[Task goal] Write out the records word for word, with no pictures.

★ ★ ★ ★

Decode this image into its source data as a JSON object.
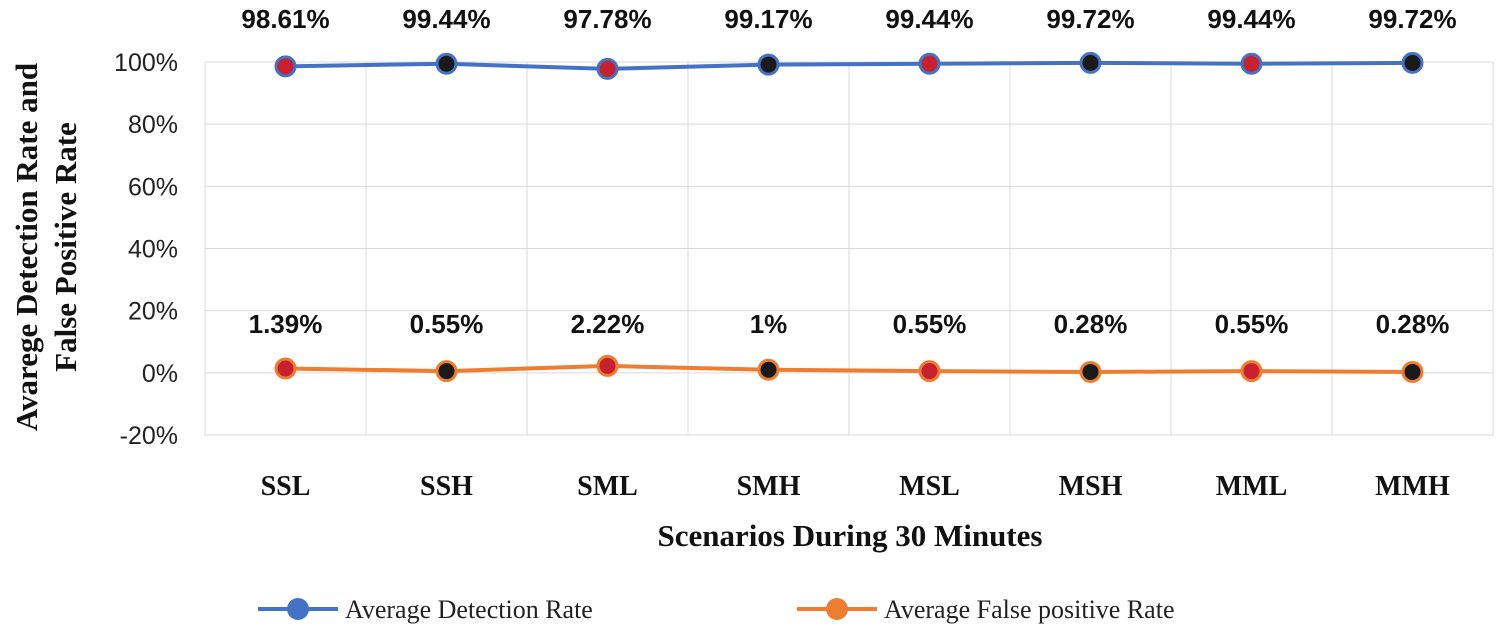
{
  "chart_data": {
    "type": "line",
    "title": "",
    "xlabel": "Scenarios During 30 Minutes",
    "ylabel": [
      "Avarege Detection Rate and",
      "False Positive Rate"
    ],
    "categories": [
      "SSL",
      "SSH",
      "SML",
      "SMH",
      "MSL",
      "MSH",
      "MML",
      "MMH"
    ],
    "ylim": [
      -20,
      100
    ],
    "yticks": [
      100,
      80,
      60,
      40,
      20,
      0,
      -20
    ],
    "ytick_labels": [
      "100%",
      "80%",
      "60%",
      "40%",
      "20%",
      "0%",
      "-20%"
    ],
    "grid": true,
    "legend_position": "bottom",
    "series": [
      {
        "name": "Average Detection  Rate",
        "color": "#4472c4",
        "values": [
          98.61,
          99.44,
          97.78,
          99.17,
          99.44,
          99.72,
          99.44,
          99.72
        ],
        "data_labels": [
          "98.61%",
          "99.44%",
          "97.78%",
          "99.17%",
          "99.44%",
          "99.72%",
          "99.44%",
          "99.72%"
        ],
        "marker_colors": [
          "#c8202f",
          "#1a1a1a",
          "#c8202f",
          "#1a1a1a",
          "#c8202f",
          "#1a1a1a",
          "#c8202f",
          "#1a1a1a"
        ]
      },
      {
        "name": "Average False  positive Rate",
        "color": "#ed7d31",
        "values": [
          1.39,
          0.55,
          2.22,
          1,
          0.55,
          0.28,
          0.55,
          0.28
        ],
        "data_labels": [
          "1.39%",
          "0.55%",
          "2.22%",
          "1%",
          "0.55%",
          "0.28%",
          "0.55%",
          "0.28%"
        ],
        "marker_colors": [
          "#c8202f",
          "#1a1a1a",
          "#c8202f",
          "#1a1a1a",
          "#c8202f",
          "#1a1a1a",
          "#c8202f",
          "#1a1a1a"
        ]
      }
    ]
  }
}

★ ★ ★ ★

[Answer for the task]
Decode this image into its source data as a JSON object.
{
  "chart_data": {
    "type": "line",
    "title": "",
    "xlabel": "Scenarios During 30 Minutes",
    "ylabel": [
      "Avarege Detection Rate and",
      "False Positive Rate"
    ],
    "categories": [
      "SSL",
      "SSH",
      "SML",
      "SMH",
      "MSL",
      "MSH",
      "MML",
      "MMH"
    ],
    "ylim": [
      -20,
      100
    ],
    "yticks": [
      100,
      80,
      60,
      40,
      20,
      0,
      -20
    ],
    "ytick_labels": [
      "100%",
      "80%",
      "60%",
      "40%",
      "20%",
      "0%",
      "-20%"
    ],
    "grid": true,
    "legend_position": "bottom",
    "series": [
      {
        "name": "Average Detection  Rate",
        "color": "#4472c4",
        "values": [
          98.61,
          99.44,
          97.78,
          99.17,
          99.44,
          99.72,
          99.44,
          99.72
        ],
        "data_labels": [
          "98.61%",
          "99.44%",
          "97.78%",
          "99.17%",
          "99.44%",
          "99.72%",
          "99.44%",
          "99.72%"
        ],
        "marker_colors": [
          "#c8202f",
          "#1a1a1a",
          "#c8202f",
          "#1a1a1a",
          "#c8202f",
          "#1a1a1a",
          "#c8202f",
          "#1a1a1a"
        ]
      },
      {
        "name": "Average False  positive Rate",
        "color": "#ed7d31",
        "values": [
          1.39,
          0.55,
          2.22,
          1,
          0.55,
          0.28,
          0.55,
          0.28
        ],
        "data_labels": [
          "1.39%",
          "0.55%",
          "2.22%",
          "1%",
          "0.55%",
          "0.28%",
          "0.55%",
          "0.28%"
        ],
        "marker_colors": [
          "#c8202f",
          "#1a1a1a",
          "#c8202f",
          "#1a1a1a",
          "#c8202f",
          "#1a1a1a",
          "#c8202f",
          "#1a1a1a"
        ]
      }
    ]
  }
}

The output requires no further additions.